**Exercise text:**
+-------+
Following on from his brief overview of the impact of Tuesday’s federal budget on mental health, Dr Sebastian Rosenberg from the Brain and Mind Centre, University of Sydney, provides a more detailed analysis of the specific budget measures relevant to mental health.
He highlights the ongoing need for structural reforms in this sector, specifically in the areas of technology, workforce and governance.
Sebastian Rosenberg writes:
The mental health sector is often characterised as fractured. This has not been my experience at all.
In fact, on the relatively rare occasions when mental health professionals, community service providers, planners, researchers, consumers, carers and policy makers get together, there quickly develops a strong, general accord about priorities for reform. In some ways, this is easy, given how critical the deficiencies in our system are.
The establishment of an agreed set of strategic priorities to guide funding and service development would be a relatively simple policy challenge, given half a chance. It is remarkable this has not happened.
The key word I would use to characterise the mental health sector is patient (no pun intended).
Budget 2023 provides a further test of this patience. At $586m over four years, it is a slightly larger allocation of new funds than usual.
But it would not be enough to materially shift the needle regarding mental health’s share of overall health spending which, as shown below, hasn’t changed in 30 years of national plans, policies and strategies.
Structural investments now
The 2021 Morrison Budget provided $2.3bn for mental health, by contrast. Much of the funding was directed towards individual or siloed programs or services.
One of the key challenges now is attempting to keeping track of this spending, to find out who this money went to, what they did with it and if it made any difference to people’s lives.
This 2023 Budget was a bit different. Rather than perpetuate piecemeal, fragmented investments in mental health and suicide prevention programs, this Budget provided modest investment in some longer-term, structural changes. Key to this was health-wide investment in Medicare and bulkbilling.
Lifting the rate of JobSeeker and some other allowances, as well as rent and energy bill relief also provides practical relief likely to be important to many people with a mental illness, though increases were small. These kind of measures are consistent with the Government’s interest in wellbeing and building the Mental Wealth of Australia. They recognise the key contribution of women, carers and volunteers in enriching community life.
The Budget demonstrates the Government’s interest to revamp primary care.
Investment in new training opportunities for mental health professionals, including psychologists and in nursing, are most welcome structural investments, as are changes to the way medication is made available to people, including those with a mental illness.
There is explicit support for preferential development of multidisciplinary care and teams to work in primary mental healthcare, rather than relying on singleton professionals. MyMedicare also suggests new willingness to offer pathways for better organised, data-driven care of people with more complex needs. The Budget buttresses the role of Primary Health Networks.
New support was also provided for the mental health of First Nations People in the lead up to, during and following the Voice referendum and also to multicultural mental health. The gaps in relation to language and culturally appropriate mental health supports for multicultural communities remains colossal.
+-------+
**Data listing:**
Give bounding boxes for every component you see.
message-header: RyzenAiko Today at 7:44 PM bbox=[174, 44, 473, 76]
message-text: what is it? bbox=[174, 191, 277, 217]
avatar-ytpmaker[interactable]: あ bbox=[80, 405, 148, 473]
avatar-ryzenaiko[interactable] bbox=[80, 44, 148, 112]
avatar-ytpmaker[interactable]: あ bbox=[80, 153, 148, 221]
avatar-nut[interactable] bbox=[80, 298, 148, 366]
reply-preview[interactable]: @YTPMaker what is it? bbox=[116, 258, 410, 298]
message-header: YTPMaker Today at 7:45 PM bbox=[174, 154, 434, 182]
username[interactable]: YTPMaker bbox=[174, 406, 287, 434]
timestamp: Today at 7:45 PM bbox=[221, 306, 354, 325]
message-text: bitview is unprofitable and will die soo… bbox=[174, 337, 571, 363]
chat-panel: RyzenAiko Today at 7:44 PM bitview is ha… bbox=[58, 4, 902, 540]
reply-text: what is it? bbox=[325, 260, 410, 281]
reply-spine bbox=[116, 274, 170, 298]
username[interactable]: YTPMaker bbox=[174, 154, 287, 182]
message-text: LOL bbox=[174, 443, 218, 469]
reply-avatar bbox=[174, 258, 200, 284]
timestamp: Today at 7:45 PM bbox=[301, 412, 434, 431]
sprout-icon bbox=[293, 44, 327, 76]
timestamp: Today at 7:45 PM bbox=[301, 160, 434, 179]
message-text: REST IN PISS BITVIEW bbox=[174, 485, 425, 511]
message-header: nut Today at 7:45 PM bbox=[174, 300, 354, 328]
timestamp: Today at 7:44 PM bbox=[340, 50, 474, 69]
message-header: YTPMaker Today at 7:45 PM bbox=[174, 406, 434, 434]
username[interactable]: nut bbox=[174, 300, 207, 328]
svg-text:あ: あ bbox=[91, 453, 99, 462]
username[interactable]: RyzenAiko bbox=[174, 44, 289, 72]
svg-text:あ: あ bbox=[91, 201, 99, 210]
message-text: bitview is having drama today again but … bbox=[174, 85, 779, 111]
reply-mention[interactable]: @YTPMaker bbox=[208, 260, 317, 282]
+-------+
**Work order A:** In the mental health budget article, list every group that the author says reaches a strong, general accord about reform priorities when they get together.
**Work order B:**
Check each statement against the mental health budget article. Mark each yes or no, and quote the words that decide it.
(i) Budget 2023 allocates $586m over four years.
(ii) The author has found the mental health sector to be fractured.
(iii) The 2021 Morrison Budget provided $1.3bn for mental health.
**Work order C:** Write the next part of the mental health budget article, following on after its final sentence.

**Reply A:**
- mental health professionals
- community service providers
- planners
- researchers
- consumers
- carers
- policy makers

**Reply B:**
(i) Yes: "At $586m over four years, it is a slightly larger allocation of new funds than usual."
(ii) No: "The mental health sector is often characterised as fractured. This has not been my experience at all."
(iii) No: "The 2021 Morrison Budget provided $2.3bn for mental health, by contrast."

**Reply C:**
Already announced but confirmed in the Budget was $8.7m over three years to support new national consumer and carer peak bodies in mental health, to provide professional representation, advocacy and research.
The Budget also provided additional funding for urgent care clinics. These focus more on general health rather than mental health, and aim to avoid admission to hospital emergency departments.
However, with the Government’s existing and growing commitments to both adult and child mental health-specific ‘head to health’ hubs across Australia, as well as headspace of course, there are key questions about overall system design and the need to coordinate across federal and state services.
What’s next?
While these structural initiatives are welcome, they must represent just the start of long overdue, organised national mental health reform.
There is an urgent need to support investments like MyMedicare with new digital infrastructure to support continuity. This goes beyond My Health Record, enabling every GP practice, key NGO service providers (which did receive some funding in the Budget) and others to link and share information.
This is about plugging the famous ‘cracks’ through which people with a mental illness currently often disappear. This will be very important for those frequent users of hospital mental health services who, with proper community and primary supports, might find the care they need outside of hospital emergency departments.
More broadly, it is vital that mental health comes to grip with workforce design problems, not just through recruitment but also through basic workforce design and role clarity.
This kind of planning infrastructure was a key part of the recommendations made by Curie and Thornicroft, back in 2008 when providing their ‘summative evaluation’ of the 3rdNational Mental Health Plan. This workforce design must necessarily include the emerging peer workforce, the psychosocial sector and related workforces. Just relying on recruitment of health professionals will not be enough to close the gap between demand for mental health care and supply.
In addition to technology and workforce, the other key area for urgent structural reform is governance.
The final model of governance to drive mental health reform was not specified by the Productivity Commission in its 2020 review into mental health. However, the leading role to be played by PHNs was clear, working with local state health district counterparts to develop a guiding planning framework for mental health reform, services and investment, region by region.
PHNs and LHDs are supposed to be developing these documents now. The Government should focus on this, with a view to establishing effective, new regional mental health planning models right across Australia by the end of 2023.
These regional plans should be informed by new modelling systems and processes, building on a foundation provided by the National Mental Health Service Planning Framework, to include other tools and issues beyond healthcare, like employment, education, housing and so on. The plans require a new element of prospective, dynamic scenario modelling, not just historical data analysis. Tools are available now.
The final key structural element is surely accountability. Thirty years after the first national mental health plan promised “greater accountability and visibility in reporting progress”, Australia still lacks regular, regional, useful mental health data and any process of systemic quality improvement. Technology permits this, as well as validated approaches to the collection of consumer outcomes.
Several mental health observatories have been established, not to collect more data, but to collate and present existing information more effectively. There are national data processes already underway which could provide the equipment an Australian observatory would need to equip regional planners to do better.
Deadlines, deadlines
Which gets us back to ‘patience’. Mental health is done waiting. This Budget has set us up.
The time for supported implementation of genuine and systemic reform is now. Let’s aim to make 2023 the year we finally leave fragmentation behind and start to build the infrastructure mental health needs not merely to survive, but to flourish. Gotta be starting something.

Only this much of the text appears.